┌──

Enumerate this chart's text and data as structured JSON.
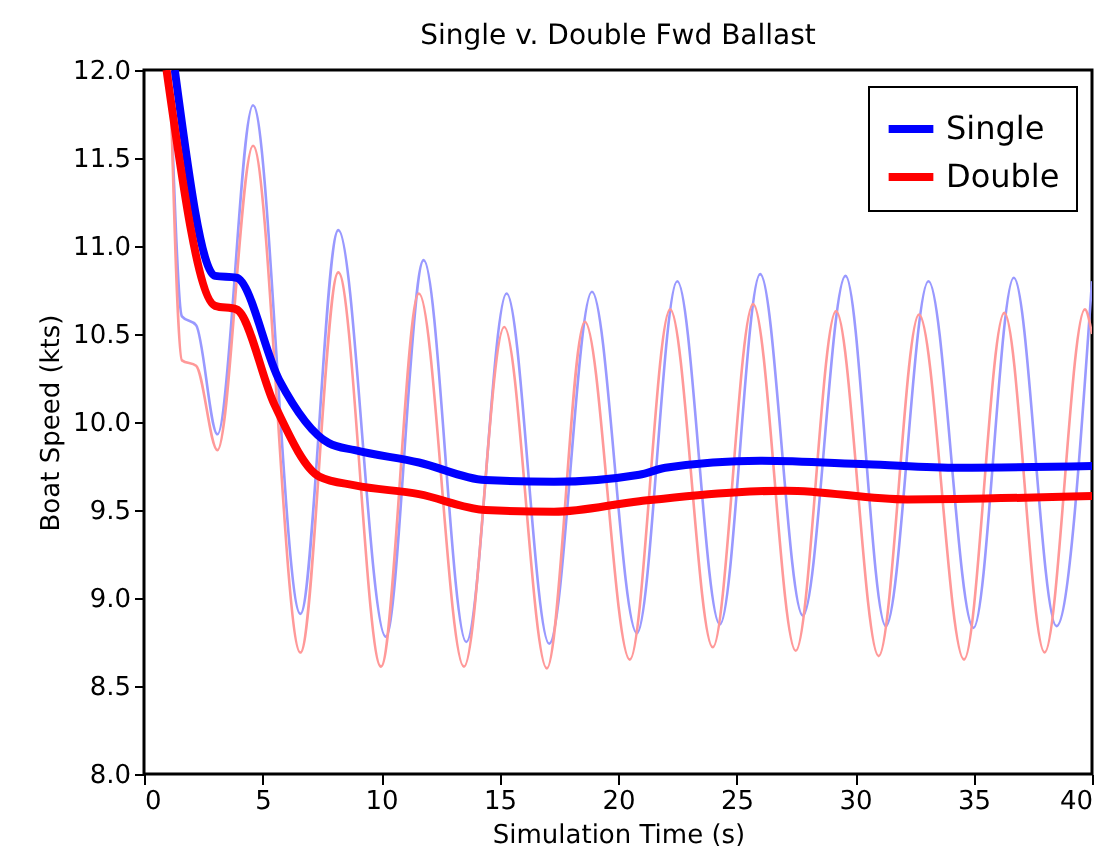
{
  "chart_data": {
    "type": "line",
    "title": "Single v. Double Fwd Ballast",
    "xlabel": "Simulation Time (s)",
    "ylabel": "Boat Speed (kts)",
    "xlim": [
      0,
      40
    ],
    "xticks": [
      0,
      5,
      10,
      15,
      20,
      25,
      30,
      35,
      40
    ],
    "ylim": [
      8,
      12
    ],
    "yticks": [
      {
        "value": 8,
        "label": "8.0"
      },
      8.5,
      {
        "value": 9,
        "label": "9.0"
      },
      9.5,
      {
        "value": 10,
        "label": "10.0"
      },
      10.5,
      {
        "value": 11,
        "label": "11.0"
      },
      11.5,
      {
        "value": 12,
        "label": "12.0"
      }
    ],
    "grid": false,
    "legend": "top right",
    "line_style": "solid",
    "marker": "none",
    "series": [
      {
        "color": "#9999ff",
        "x": [
          1.1,
          1.6,
          2.2,
          3.1,
          4.6,
          6.6,
          8.2,
          10.2,
          11.8,
          13.6,
          15.3,
          17.1,
          18.9,
          20.8,
          22.5,
          24.3,
          26,
          27.8,
          29.6,
          31.3,
          33.1,
          35,
          36.7,
          38.5,
          40
        ],
        "values": [
          12,
          10.6,
          10.55,
          9.93,
          11.8,
          8.91,
          11.09,
          8.78,
          10.92,
          8.75,
          10.73,
          8.74,
          10.74,
          8.8,
          10.8,
          8.85,
          10.84,
          8.9,
          10.83,
          8.84,
          10.8,
          8.83,
          10.82,
          8.84,
          10.8
        ]
      },
      {
        "color": "#ff9999",
        "x": [
          1.1,
          1.6,
          2.2,
          3.1,
          4.6,
          6.6,
          8.2,
          10,
          11.6,
          13.5,
          15.2,
          17,
          18.6,
          20.5,
          22.2,
          24,
          25.7,
          27.5,
          29.2,
          31,
          32.7,
          34.6,
          36.3,
          38,
          39.7,
          40
        ],
        "values": [
          12,
          10.35,
          10.32,
          9.84,
          11.57,
          8.69,
          10.85,
          8.61,
          10.73,
          8.61,
          10.54,
          8.6,
          10.57,
          8.65,
          10.64,
          8.72,
          10.67,
          8.7,
          10.63,
          8.67,
          10.61,
          8.65,
          10.62,
          8.69,
          10.64,
          10.5
        ]
      },
      {
        "name": "Single",
        "color": "#0000ff",
        "x": [
          1.3,
          3.0,
          3.9,
          5.7,
          7.8,
          8.9,
          11.6,
          14.4,
          17.3,
          20.9,
          22,
          26,
          30.5,
          34.4,
          40
        ],
        "values": [
          12,
          10.83,
          10.82,
          10.24,
          9.88,
          9.84,
          9.77,
          9.67,
          9.66,
          9.7,
          9.74,
          9.78,
          9.76,
          9.74,
          9.75
        ]
      },
      {
        "name": "Double",
        "color": "#ff0000",
        "x": [
          0.95,
          3.0,
          3.9,
          5.5,
          7.4,
          8.9,
          11.6,
          14.4,
          17.3,
          20.9,
          24.9,
          27.1,
          32.2,
          40
        ],
        "values": [
          12,
          10.66,
          10.64,
          10.1,
          9.69,
          9.64,
          9.59,
          9.5,
          9.49,
          9.55,
          9.6,
          9.61,
          9.56,
          9.58
        ]
      }
    ]
  }
}
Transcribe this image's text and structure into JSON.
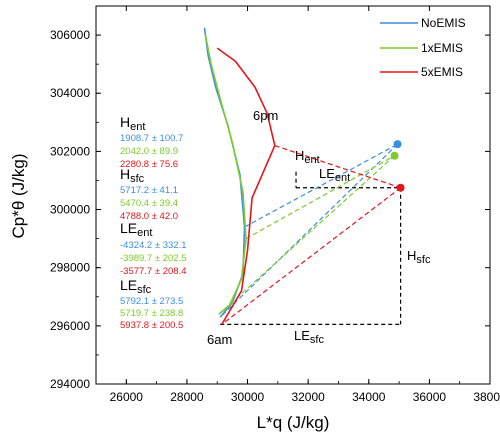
{
  "colors": {
    "NoEMIS": "#3d8fdc",
    "1xEMIS": "#7ccc2c",
    "5xEMIS": "#e5161b"
  },
  "chart_data": {
    "type": "line",
    "xlabel": "L*q (J/kg)",
    "ylabel": "Cp*θ (J/kg)",
    "xlim": [
      25000,
      38000
    ],
    "ylim": [
      294000,
      307000
    ],
    "xticks": [
      "26000",
      "28000",
      "30000",
      "32000",
      "34000",
      "36000",
      "38000"
    ],
    "yticks": [
      "294000",
      "296000",
      "298000",
      "300000",
      "302000",
      "304000",
      "306000"
    ],
    "legend_position": "top-right",
    "series": [
      {
        "name": "NoEMIS",
        "diurnal": [
          [
            28580,
            306250
          ],
          [
            28700,
            305300
          ],
          [
            28950,
            304200
          ],
          [
            29350,
            302900
          ],
          [
            29750,
            301200
          ],
          [
            29900,
            299400
          ],
          [
            29850,
            297800
          ],
          [
            29500,
            296800
          ],
          [
            29100,
            296300
          ]
        ],
        "start": [
          29100,
          296300
        ],
        "end": [
          34950,
          302250
        ]
      },
      {
        "name": "1xEMIS",
        "diurnal": [
          [
            28600,
            306050
          ],
          [
            28800,
            305000
          ],
          [
            29100,
            303800
          ],
          [
            29500,
            302300
          ],
          [
            29850,
            300600
          ],
          [
            29950,
            299000
          ],
          [
            29800,
            297600
          ],
          [
            29400,
            296700
          ],
          [
            29050,
            296400
          ]
        ],
        "start": [
          29050,
          296400
        ],
        "end": [
          34850,
          301850
        ]
      },
      {
        "name": "5xEMIS",
        "diurnal": [
          [
            29000,
            305550
          ],
          [
            29600,
            305100
          ],
          [
            30250,
            304200
          ],
          [
            30650,
            303300
          ],
          [
            30900,
            302200
          ],
          [
            30150,
            300400
          ],
          [
            30000,
            298600
          ],
          [
            29800,
            297200
          ],
          [
            29150,
            296050
          ]
        ],
        "start": [
          29150,
          296050
        ],
        "end": [
          35050,
          300750
        ]
      }
    ],
    "annotations": {
      "label_6pm": "6pm",
      "label_6am": "6am",
      "H_ent": {
        "main": "H",
        "sub": "ent"
      },
      "LE_ent": {
        "main": "LE",
        "sub": "ent"
      },
      "H_sfc": {
        "main": "H",
        "sub": "sfc"
      },
      "LE_sfc": {
        "main": "LE",
        "sub": "sfc"
      }
    },
    "box_6pm_corner": [
      31600,
      301300
    ],
    "box_6pm_bottom": 300750,
    "box_6am_corner": [
      29100,
      296050
    ],
    "box_right_x": 35050,
    "stats": [
      {
        "main": "H",
        "sub": "ent",
        "values": [
          "1908.7 ± 100.7",
          "2042.0 ± 89.9",
          "2280.8 ± 75.6"
        ]
      },
      {
        "main": "H",
        "sub": "sfc",
        "values": [
          "5717.2 ± 41.1",
          "5470.4 ± 39.4",
          "4788.0 ± 42.0"
        ]
      },
      {
        "main": "LE",
        "sub": "ent",
        "values": [
          "-4324.2 ± 332.1",
          "-3989.7 ± 202.5",
          "-3577.7 ± 208.4"
        ]
      },
      {
        "main": "LE",
        "sub": "sfc",
        "values": [
          "5792.1 ± 273.5",
          "5719.7 ± 238.8",
          "5937.8 ± 200.5"
        ]
      }
    ]
  }
}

└──

WHAT YOU HAVE TO DO:
Quote the records above exactly, leaving out any pictures.

RESPONSE FOR THIS EXERCISE:
Enumerate this chart's text and data as structured JSON.
{
  "chart_data": {
    "type": "line",
    "title": "Single v. Double Fwd Ballast",
    "xlabel": "Simulation Time (s)",
    "ylabel": "Boat Speed (kts)",
    "xlim": [
      0,
      40
    ],
    "xticks": [
      0,
      5,
      10,
      15,
      20,
      25,
      30,
      35,
      40
    ],
    "ylim": [
      8,
      12
    ],
    "yticks": [
      {
        "value": 8,
        "label": "8.0"
      },
      8.5,
      {
        "value": 9,
        "label": "9.0"
      },
      9.5,
      {
        "value": 10,
        "label": "10.0"
      },
      10.5,
      {
        "value": 11,
        "label": "11.0"
      },
      11.5,
      {
        "value": 12,
        "label": "12.0"
      }
    ],
    "grid": false,
    "legend": "top right",
    "line_style": "solid",
    "marker": "none",
    "series": [
      {
        "color": "#9999ff",
        "x": [
          1.1,
          1.6,
          2.2,
          3.1,
          4.6,
          6.6,
          8.2,
          10.2,
          11.8,
          13.6,
          15.3,
          17.1,
          18.9,
          20.8,
          22.5,
          24.3,
          26,
          27.8,
          29.6,
          31.3,
          33.1,
          35,
          36.7,
          38.5,
          40
        ],
        "values": [
          12,
          10.6,
          10.55,
          9.93,
          11.8,
          8.91,
          11.09,
          8.78,
          10.92,
          8.75,
          10.73,
          8.74,
          10.74,
          8.8,
          10.8,
          8.85,
          10.84,
          8.9,
          10.83,
          8.84,
          10.8,
          8.83,
          10.82,
          8.84,
          10.8
        ]
      },
      {
        "color": "#ff9999",
        "x": [
          1.1,
          1.6,
          2.2,
          3.1,
          4.6,
          6.6,
          8.2,
          10,
          11.6,
          13.5,
          15.2,
          17,
          18.6,
          20.5,
          22.2,
          24,
          25.7,
          27.5,
          29.2,
          31,
          32.7,
          34.6,
          36.3,
          38,
          39.7,
          40
        ],
        "values": [
          12,
          10.35,
          10.32,
          9.84,
          11.57,
          8.69,
          10.85,
          8.61,
          10.73,
          8.61,
          10.54,
          8.6,
          10.57,
          8.65,
          10.64,
          8.72,
          10.67,
          8.7,
          10.63,
          8.67,
          10.61,
          8.65,
          10.62,
          8.69,
          10.64,
          10.5
        ]
      },
      {
        "name": "Single",
        "color": "#0000ff",
        "x": [
          1.3,
          3.0,
          3.9,
          5.7,
          7.8,
          8.9,
          11.6,
          14.4,
          17.3,
          20.9,
          22,
          26,
          30.5,
          34.4,
          40
        ],
        "values": [
          12,
          10.83,
          10.82,
          10.24,
          9.88,
          9.84,
          9.77,
          9.67,
          9.66,
          9.7,
          9.74,
          9.78,
          9.76,
          9.74,
          9.75
        ]
      },
      {
        "name": "Double",
        "color": "#ff0000",
        "x": [
          0.95,
          3.0,
          3.9,
          5.5,
          7.4,
          8.9,
          11.6,
          14.4,
          17.3,
          20.9,
          24.9,
          27.1,
          32.2,
          40
        ],
        "values": [
          12,
          10.66,
          10.64,
          10.1,
          9.69,
          9.64,
          9.59,
          9.5,
          9.49,
          9.55,
          9.6,
          9.61,
          9.56,
          9.58
        ]
      }
    ]
  }
}
Transcribe this image's text and structure into JSON.
{
  "colors": {
    "NoEMIS": "#3d8fdc",
    "1xEMIS": "#7ccc2c",
    "5xEMIS": "#e5161b"
  },
  "chart_data": {
    "type": "line",
    "xlabel": "L*q (J/kg)",
    "ylabel": "Cp*θ (J/kg)",
    "xlim": [
      25000,
      38000
    ],
    "ylim": [
      294000,
      307000
    ],
    "xticks": [
      "26000",
      "28000",
      "30000",
      "32000",
      "34000",
      "36000",
      "38000"
    ],
    "yticks": [
      "294000",
      "296000",
      "298000",
      "300000",
      "302000",
      "304000",
      "306000"
    ],
    "legend_position": "top-right",
    "series": [
      {
        "name": "NoEMIS",
        "diurnal": [
          [
            28580,
            306250
          ],
          [
            28700,
            305300
          ],
          [
            28950,
            304200
          ],
          [
            29350,
            302900
          ],
          [
            29750,
            301200
          ],
          [
            29900,
            299400
          ],
          [
            29850,
            297800
          ],
          [
            29500,
            296800
          ],
          [
            29100,
            296300
          ]
        ],
        "start": [
          29100,
          296300
        ],
        "end": [
          34950,
          302250
        ]
      },
      {
        "name": "1xEMIS",
        "diurnal": [
          [
            28600,
            306050
          ],
          [
            28800,
            305000
          ],
          [
            29100,
            303800
          ],
          [
            29500,
            302300
          ],
          [
            29850,
            300600
          ],
          [
            29950,
            299000
          ],
          [
            29800,
            297600
          ],
          [
            29400,
            296700
          ],
          [
            29050,
            296400
          ]
        ],
        "start": [
          29050,
          296400
        ],
        "end": [
          34850,
          301850
        ]
      },
      {
        "name": "5xEMIS",
        "diurnal": [
          [
            29000,
            305550
          ],
          [
            29600,
            305100
          ],
          [
            30250,
            304200
          ],
          [
            30650,
            303300
          ],
          [
            30900,
            302200
          ],
          [
            30150,
            300400
          ],
          [
            30000,
            298600
          ],
          [
            29800,
            297200
          ],
          [
            29150,
            296050
          ]
        ],
        "start": [
          29150,
          296050
        ],
        "end": [
          35050,
          300750
        ]
      }
    ],
    "annotations": {
      "label_6pm": "6pm",
      "label_6am": "6am",
      "H_ent": {
        "main": "H",
        "sub": "ent"
      },
      "LE_ent": {
        "main": "LE",
        "sub": "ent"
      },
      "H_sfc": {
        "main": "H",
        "sub": "sfc"
      },
      "LE_sfc": {
        "main": "LE",
        "sub": "sfc"
      }
    },
    "box_6pm_corner": [
      31600,
      301300
    ],
    "box_6pm_bottom": 300750,
    "box_6am_corner": [
      29100,
      296050
    ],
    "box_right_x": 35050,
    "stats": [
      {
        "main": "H",
        "sub": "ent",
        "values": [
          "1908.7 ± 100.7",
          "2042.0 ± 89.9",
          "2280.8 ± 75.6"
        ]
      },
      {
        "main": "H",
        "sub": "sfc",
        "values": [
          "5717.2 ± 41.1",
          "5470.4 ± 39.4",
          "4788.0 ± 42.0"
        ]
      },
      {
        "main": "LE",
        "sub": "ent",
        "values": [
          "-4324.2 ± 332.1",
          "-3989.7 ± 202.5",
          "-3577.7 ± 208.4"
        ]
      },
      {
        "main": "LE",
        "sub": "sfc",
        "values": [
          "5792.1 ± 273.5",
          "5719.7 ± 238.8",
          "5937.8 ± 200.5"
        ]
      }
    ]
  }
}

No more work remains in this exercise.